┌──
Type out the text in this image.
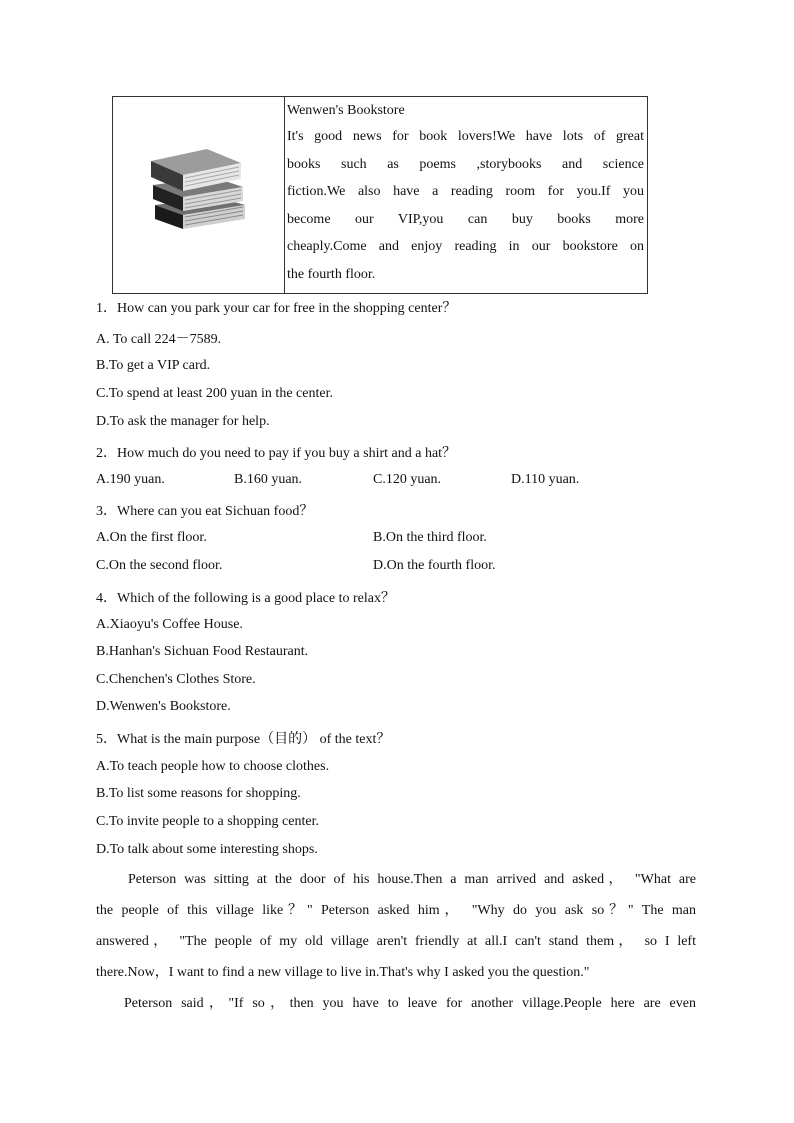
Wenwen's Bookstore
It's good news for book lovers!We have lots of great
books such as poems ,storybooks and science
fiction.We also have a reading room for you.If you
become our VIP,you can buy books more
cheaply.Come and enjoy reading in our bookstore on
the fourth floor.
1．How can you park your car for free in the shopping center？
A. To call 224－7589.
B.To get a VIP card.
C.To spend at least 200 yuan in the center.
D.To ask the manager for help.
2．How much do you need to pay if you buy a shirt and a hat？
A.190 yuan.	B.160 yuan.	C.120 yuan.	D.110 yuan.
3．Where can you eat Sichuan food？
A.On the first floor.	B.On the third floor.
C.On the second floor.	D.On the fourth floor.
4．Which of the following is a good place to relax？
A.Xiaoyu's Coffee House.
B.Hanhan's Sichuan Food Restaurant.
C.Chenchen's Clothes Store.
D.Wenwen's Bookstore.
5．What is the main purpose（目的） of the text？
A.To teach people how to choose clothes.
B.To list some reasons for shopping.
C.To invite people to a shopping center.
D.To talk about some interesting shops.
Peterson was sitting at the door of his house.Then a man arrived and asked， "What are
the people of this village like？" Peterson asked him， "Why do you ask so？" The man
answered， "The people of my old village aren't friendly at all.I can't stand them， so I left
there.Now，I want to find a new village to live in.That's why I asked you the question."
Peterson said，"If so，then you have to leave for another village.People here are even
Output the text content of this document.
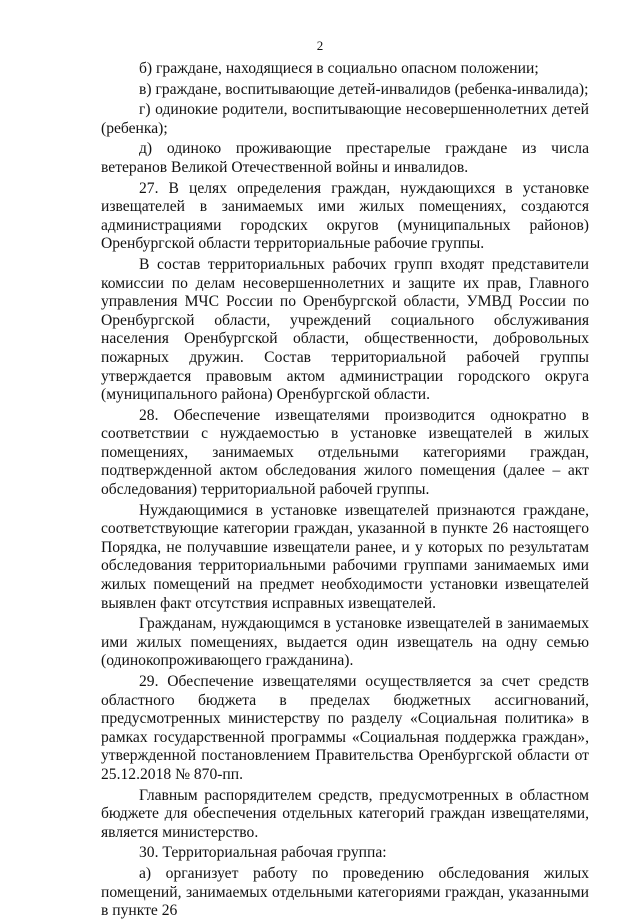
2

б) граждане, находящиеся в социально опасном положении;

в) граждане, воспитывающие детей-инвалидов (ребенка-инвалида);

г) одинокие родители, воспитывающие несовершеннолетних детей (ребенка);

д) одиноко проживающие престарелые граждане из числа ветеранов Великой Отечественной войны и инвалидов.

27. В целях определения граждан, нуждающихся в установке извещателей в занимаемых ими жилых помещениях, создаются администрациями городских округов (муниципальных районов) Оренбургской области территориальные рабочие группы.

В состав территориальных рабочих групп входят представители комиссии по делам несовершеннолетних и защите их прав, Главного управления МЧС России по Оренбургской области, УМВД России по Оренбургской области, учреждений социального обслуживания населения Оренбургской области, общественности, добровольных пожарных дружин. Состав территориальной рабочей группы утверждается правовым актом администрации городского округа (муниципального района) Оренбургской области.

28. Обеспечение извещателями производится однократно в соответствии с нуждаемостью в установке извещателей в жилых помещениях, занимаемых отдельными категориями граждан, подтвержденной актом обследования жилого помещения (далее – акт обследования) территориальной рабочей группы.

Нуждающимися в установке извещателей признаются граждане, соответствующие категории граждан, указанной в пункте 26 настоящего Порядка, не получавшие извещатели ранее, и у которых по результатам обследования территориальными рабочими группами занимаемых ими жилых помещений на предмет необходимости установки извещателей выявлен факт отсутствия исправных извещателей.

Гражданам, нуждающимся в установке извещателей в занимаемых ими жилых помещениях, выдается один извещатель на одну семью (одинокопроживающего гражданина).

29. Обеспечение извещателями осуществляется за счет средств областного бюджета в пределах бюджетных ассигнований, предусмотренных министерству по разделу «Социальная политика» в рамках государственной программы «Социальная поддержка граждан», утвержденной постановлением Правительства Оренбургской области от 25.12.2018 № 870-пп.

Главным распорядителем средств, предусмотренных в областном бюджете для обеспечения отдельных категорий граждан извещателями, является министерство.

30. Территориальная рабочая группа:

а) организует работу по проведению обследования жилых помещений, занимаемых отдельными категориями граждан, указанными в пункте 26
└──
### AIM OF THE TASK
Extract each line from the entries above that contains the string "reading".

### WORKED SOLUTION
fiction.We also have a reading room for you.If you
cheaply.Come and enjoy reading in our bookstore on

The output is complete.